#### Given task:
Write out the full listing again, exactly as it stands.

+++ Entries provided +++

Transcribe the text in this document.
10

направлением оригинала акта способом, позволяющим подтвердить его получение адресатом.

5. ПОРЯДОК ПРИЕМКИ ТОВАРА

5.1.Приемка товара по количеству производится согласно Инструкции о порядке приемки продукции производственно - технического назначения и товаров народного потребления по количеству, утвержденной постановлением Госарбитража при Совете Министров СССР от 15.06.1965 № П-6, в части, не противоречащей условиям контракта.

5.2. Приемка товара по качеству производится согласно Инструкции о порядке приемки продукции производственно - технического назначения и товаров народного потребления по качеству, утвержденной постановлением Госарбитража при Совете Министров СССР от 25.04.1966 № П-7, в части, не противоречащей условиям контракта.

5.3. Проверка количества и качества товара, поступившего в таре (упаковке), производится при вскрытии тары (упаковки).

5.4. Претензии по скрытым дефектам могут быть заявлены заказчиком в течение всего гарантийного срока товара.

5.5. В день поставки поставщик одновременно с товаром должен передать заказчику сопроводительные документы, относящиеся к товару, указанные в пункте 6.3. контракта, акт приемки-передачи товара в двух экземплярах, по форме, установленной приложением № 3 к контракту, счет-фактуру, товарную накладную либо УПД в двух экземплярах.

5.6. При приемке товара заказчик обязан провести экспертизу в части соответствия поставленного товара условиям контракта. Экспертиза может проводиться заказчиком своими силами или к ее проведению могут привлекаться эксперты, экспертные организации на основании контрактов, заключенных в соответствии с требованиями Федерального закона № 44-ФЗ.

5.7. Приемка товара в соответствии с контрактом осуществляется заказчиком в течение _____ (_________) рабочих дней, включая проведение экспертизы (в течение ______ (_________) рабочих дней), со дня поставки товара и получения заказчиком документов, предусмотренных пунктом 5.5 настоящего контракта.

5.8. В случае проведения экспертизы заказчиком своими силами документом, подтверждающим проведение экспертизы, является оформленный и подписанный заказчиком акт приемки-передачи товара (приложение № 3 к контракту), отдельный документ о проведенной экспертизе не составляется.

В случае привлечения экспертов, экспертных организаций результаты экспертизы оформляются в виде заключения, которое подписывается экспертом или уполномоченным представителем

+++

#### Output for this task:
Transcribe the text in this document.
10

направлением оригинала акта способом, позволяющим подтвердить его получение адресатом.

5. ПОРЯДОК ПРИЕМКИ ТОВАРА

5.1.Приемка товара по количеству производится согласно Инструкции о порядке приемки продукции производственно - технического назначения и товаров народного потребления по количеству, утвержденной постановлением Госарбитража при Совете Министров СССР от 15.06.1965 № П-6, в части, не противоречащей условиям контракта.

5.2. Приемка товара по качеству производится согласно Инструкции о порядке приемки продукции производственно - технического назначения и товаров народного потребления по качеству, утвержденной постановлением Госарбитража при Совете Министров СССР от 25.04.1966 № П-7, в части, не противоречащей условиям контракта.

5.3. Проверка количества и качества товара, поступившего в таре (упаковке), производится при вскрытии тары (упаковки).

5.4. Претензии по скрытым дефектам могут быть заявлены заказчиком в течение всего гарантийного срока товара.

5.5. В день поставки поставщик одновременно с товаром должен передать заказчику сопроводительные документы, относящиеся к товару, указанные в пункте 6.3. контракта, акт приемки-передачи товара в двух экземплярах, по форме, установленной приложением № 3 к контракту, счет-фактуру, товарную накладную либо УПД в двух экземплярах.

5.6. При приемке товара заказчик обязан провести экспертизу в части соответствия поставленного товара условиям контракта. Экспертиза может проводиться заказчиком своими силами или к ее проведению могут привлекаться эксперты, экспертные организации на основании контрактов, заключенных в соответствии с требованиями Федерального закона № 44-ФЗ.

5.7. Приемка товара в соответствии с контрактом осуществляется заказчиком в течение _____ (_________) рабочих дней, включая проведение экспертизы (в течение ______ (_________) рабочих дней), со дня поставки товара и получения заказчиком документов, предусмотренных пунктом 5.5 настоящего контракта.

5.8. В случае проведения экспертизы заказчиком своими силами документом, подтверждающим проведение экспертизы, является оформленный и подписанный заказчиком акт приемки-передачи товара (приложение № 3 к контракту), отдельный документ о проведенной экспертизе не составляется.

В случае привлечения экспертов, экспертных организаций результаты экспертизы оформляются в виде заключения, которое подписывается экспертом или уполномоченным представителем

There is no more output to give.